Write out every single entry exactly.

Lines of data
+++

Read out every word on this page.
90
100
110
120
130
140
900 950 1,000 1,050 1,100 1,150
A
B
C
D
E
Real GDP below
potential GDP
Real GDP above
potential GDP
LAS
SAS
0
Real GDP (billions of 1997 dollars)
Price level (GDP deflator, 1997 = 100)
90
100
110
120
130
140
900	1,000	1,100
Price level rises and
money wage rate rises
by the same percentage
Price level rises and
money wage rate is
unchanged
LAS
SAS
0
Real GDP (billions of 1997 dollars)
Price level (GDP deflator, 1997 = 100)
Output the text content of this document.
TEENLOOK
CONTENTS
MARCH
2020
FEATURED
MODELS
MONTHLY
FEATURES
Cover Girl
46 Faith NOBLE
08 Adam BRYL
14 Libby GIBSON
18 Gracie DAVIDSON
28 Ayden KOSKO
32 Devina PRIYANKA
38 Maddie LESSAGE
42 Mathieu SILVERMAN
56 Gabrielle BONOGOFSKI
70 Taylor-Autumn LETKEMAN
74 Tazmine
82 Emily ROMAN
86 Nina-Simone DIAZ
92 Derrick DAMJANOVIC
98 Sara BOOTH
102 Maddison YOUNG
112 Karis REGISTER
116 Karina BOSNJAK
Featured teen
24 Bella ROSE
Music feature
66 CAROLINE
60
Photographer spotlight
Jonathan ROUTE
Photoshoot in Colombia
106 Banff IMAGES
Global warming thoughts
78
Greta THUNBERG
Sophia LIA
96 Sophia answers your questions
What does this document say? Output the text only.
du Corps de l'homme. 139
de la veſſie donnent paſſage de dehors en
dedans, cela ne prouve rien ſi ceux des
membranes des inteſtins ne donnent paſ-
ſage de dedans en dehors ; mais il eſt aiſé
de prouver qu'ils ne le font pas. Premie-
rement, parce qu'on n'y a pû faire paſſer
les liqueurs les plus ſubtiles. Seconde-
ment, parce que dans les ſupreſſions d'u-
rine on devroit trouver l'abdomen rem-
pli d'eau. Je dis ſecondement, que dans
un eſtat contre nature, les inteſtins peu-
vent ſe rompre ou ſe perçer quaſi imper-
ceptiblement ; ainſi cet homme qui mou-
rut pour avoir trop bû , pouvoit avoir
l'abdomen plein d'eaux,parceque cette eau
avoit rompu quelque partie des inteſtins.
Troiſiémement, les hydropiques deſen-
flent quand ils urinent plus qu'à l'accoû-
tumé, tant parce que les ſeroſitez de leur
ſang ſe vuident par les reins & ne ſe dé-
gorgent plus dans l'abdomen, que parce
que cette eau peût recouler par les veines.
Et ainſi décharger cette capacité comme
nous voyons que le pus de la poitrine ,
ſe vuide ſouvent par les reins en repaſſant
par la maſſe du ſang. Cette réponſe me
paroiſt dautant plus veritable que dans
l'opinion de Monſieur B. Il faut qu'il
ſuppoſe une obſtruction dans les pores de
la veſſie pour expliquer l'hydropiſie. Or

+++

[Complete response]:
Read out every word on this page.
90
100
110
120
130
140
900 950 1,000 1,050 1,100 1,150
A
B
C
D
E
Real GDP below
potential GDP
Real GDP above
potential GDP
LAS
SAS
0
Real GDP (billions of 1997 dollars)
Price level (GDP deflator, 1997 = 100)
90
100
110
120
130
140
900	1,000	1,100
Price level rises and
money wage rate rises
by the same percentage
Price level rises and
money wage rate is
unchanged
LAS
SAS
0
Real GDP (billions of 1997 dollars)
Price level (GDP deflator, 1997 = 100)
Output the text content of this document.
TEENLOOK
CONTENTS
MARCH
2020
FEATURED
MODELS
MONTHLY
FEATURES
Cover Girl
46 Faith NOBLE
08 Adam BRYL
14 Libby GIBSON
18 Gracie DAVIDSON
28 Ayden KOSKO
32 Devina PRIYANKA
38 Maddie LESSAGE
42 Mathieu SILVERMAN
56 Gabrielle BONOGOFSKI
70 Taylor-Autumn LETKEMAN
74 Tazmine
82 Emily ROMAN
86 Nina-Simone DIAZ
92 Derrick DAMJANOVIC
98 Sara BOOTH
102 Maddison YOUNG
112 Karis REGISTER
116 Karina BOSNJAK
Featured teen
24 Bella ROSE
Music feature
66 CAROLINE
60
Photographer spotlight
Jonathan ROUTE
Photoshoot in Colombia
106 Banff IMAGES
Global warming thoughts
78
Greta THUNBERG
Sophia LIA
96 Sophia answers your questions
What does this document say? Output the text only.
du Corps de l'homme. 139
de la veſſie donnent paſſage de dehors en
dedans, cela ne prouve rien ſi ceux des
membranes des inteſtins ne donnent paſ-
ſage de dedans en dehors ; mais il eſt aiſé
de prouver qu'ils ne le font pas. Premie-
rement, parce qu'on n'y a pû faire paſſer
les liqueurs les plus ſubtiles. Seconde-
ment, parce que dans les ſupreſſions d'u-
rine on devroit trouver l'abdomen rem-
pli d'eau. Je dis ſecondement, que dans
un eſtat contre nature, les inteſtins peu-
vent ſe rompre ou ſe perçer quaſi imper-
ceptiblement ; ainſi cet homme qui mou-
rut pour avoir trop bû , pouvoit avoir
l'abdomen plein d'eaux,parceque cette eau
avoit rompu quelque partie des inteſtins.
Troiſiémement, les hydropiques deſen-
flent quand ils urinent plus qu'à l'accoû-
tumé, tant parce que les ſeroſitez de leur
ſang ſe vuident par les reins & ne ſe dé-
gorgent plus dans l'abdomen, que parce
que cette eau peût recouler par les veines.
Et ainſi décharger cette capacité comme
nous voyons que le pus de la poitrine ,
ſe vuide ſouvent par les reins en repaſſant
par la maſſe du ſang. Cette réponſe me
paroiſt dautant plus veritable que dans
l'opinion de Monſieur B. Il faut qu'il
ſuppoſe une obſtruction dans les pores de
la veſſie pour expliquer l'hydropiſie. Or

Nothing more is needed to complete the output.